Data records:
----
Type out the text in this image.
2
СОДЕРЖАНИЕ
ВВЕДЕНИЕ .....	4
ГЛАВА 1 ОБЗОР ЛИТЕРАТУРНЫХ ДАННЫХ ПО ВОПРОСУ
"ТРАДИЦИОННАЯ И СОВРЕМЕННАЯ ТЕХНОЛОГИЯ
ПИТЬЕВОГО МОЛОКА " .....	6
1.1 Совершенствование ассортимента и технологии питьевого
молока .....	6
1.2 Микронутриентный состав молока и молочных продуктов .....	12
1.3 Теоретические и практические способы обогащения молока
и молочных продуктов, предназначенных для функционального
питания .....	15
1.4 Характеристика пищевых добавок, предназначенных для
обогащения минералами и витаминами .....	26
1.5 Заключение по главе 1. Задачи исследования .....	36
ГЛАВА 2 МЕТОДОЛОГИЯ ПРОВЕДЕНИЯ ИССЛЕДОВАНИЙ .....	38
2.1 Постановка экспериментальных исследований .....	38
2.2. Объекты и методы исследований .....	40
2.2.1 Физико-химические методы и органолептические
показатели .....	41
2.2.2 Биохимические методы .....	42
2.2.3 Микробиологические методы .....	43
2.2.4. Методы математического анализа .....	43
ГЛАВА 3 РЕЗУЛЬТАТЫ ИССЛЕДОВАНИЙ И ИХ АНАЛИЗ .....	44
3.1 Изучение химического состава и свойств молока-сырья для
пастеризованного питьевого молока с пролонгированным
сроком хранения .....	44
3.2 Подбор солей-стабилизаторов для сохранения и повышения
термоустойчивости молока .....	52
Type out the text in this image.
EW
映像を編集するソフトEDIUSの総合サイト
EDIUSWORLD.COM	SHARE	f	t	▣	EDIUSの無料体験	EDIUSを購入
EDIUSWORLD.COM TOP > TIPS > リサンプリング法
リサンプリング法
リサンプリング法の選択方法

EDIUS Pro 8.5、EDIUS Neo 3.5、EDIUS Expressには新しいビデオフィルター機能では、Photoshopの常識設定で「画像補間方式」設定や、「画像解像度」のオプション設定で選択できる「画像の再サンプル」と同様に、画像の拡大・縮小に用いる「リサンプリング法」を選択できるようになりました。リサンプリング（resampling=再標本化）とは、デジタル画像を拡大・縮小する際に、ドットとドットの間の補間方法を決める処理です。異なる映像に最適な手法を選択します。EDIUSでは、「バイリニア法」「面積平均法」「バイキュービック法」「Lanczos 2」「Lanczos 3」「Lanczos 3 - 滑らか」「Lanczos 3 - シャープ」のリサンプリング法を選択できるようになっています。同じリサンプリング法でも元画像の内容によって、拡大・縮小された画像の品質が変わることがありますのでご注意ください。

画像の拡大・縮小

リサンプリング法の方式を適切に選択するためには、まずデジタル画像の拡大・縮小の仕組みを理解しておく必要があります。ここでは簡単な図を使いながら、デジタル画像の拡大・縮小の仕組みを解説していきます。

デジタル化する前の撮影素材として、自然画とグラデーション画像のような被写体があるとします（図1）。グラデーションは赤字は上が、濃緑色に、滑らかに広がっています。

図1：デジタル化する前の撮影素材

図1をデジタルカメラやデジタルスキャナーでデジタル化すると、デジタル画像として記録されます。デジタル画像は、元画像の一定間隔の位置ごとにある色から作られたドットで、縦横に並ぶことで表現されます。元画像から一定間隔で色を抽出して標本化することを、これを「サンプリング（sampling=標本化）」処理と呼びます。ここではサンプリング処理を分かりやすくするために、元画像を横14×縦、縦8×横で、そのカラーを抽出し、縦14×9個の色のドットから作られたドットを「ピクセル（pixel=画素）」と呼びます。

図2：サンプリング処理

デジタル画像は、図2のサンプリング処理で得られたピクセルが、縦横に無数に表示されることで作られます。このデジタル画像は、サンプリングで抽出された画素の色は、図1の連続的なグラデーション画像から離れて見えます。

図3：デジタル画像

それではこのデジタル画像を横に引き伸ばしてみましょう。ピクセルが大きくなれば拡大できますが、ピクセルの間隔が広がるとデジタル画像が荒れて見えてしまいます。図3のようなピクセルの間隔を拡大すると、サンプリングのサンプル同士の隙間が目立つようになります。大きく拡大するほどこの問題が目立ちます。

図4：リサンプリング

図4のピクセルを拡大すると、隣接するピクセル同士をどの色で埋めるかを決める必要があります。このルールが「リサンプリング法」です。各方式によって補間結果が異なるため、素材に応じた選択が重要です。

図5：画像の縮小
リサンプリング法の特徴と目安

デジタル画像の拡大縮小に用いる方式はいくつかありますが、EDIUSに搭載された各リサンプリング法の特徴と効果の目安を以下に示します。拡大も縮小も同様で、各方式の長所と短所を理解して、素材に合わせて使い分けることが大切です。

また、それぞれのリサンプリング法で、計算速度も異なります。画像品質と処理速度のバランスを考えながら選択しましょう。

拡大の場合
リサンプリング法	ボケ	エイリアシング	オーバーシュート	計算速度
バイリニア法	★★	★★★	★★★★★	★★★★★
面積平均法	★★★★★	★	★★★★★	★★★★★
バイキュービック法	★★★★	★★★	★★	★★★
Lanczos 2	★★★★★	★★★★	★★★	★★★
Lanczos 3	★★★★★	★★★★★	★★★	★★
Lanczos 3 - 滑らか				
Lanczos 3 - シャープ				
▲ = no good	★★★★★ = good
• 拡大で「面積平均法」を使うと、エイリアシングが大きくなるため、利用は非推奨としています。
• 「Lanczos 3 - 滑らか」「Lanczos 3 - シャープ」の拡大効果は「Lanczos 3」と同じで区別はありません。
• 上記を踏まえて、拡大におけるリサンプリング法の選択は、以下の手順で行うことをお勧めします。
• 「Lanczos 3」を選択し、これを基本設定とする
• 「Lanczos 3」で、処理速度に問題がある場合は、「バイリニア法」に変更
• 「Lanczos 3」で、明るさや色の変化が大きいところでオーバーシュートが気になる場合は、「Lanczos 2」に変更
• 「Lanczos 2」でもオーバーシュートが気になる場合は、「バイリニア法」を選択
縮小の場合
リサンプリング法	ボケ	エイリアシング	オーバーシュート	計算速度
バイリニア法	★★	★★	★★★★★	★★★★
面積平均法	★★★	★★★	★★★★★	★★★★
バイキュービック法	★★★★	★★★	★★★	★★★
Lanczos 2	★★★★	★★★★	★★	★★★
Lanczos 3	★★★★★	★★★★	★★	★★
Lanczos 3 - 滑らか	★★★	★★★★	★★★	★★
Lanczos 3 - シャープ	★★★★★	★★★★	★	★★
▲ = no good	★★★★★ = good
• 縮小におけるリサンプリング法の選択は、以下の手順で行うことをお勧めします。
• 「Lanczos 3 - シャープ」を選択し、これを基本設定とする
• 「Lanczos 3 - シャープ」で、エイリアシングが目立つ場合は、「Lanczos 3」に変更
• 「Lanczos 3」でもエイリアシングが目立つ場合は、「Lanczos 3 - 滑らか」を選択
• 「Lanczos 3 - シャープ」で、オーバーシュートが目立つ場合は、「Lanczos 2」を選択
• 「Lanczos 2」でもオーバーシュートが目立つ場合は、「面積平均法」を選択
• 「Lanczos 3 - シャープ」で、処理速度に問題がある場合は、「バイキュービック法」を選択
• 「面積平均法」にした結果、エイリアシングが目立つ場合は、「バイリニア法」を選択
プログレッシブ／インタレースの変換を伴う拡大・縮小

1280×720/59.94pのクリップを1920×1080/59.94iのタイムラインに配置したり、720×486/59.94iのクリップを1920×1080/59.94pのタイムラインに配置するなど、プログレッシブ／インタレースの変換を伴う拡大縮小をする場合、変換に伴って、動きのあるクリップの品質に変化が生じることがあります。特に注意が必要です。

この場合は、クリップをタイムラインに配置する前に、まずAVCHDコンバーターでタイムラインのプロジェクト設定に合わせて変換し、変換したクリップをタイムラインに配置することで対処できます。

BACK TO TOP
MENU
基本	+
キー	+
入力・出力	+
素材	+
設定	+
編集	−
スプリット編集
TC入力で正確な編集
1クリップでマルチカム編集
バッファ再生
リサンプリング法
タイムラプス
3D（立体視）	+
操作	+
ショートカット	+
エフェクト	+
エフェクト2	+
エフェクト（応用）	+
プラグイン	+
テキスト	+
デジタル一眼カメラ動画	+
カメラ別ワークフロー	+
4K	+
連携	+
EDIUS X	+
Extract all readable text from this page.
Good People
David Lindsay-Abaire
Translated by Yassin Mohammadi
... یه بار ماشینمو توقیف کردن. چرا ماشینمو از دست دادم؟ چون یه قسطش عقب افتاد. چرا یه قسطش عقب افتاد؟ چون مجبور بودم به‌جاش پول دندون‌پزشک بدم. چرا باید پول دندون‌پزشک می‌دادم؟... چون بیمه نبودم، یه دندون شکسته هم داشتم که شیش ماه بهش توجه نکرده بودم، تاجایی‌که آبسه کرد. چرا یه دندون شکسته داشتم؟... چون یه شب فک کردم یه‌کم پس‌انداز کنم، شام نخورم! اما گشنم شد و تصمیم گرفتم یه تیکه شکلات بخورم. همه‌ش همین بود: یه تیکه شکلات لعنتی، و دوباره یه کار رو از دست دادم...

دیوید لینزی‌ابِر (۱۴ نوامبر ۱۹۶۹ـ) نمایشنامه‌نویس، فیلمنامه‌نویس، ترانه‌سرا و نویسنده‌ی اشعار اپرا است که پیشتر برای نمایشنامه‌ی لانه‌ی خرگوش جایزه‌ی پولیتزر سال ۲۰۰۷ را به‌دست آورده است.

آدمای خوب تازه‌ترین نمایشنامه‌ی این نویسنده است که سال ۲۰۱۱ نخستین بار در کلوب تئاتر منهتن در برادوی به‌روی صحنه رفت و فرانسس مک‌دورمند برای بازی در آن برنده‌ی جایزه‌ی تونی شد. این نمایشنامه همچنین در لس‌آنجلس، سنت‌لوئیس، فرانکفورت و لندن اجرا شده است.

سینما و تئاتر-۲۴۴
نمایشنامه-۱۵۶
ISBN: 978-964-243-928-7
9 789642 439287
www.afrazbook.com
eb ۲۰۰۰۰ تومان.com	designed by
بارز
----
Each line of the material that holds the string "молочных" counts once; give the total alone.

Response to the task: 2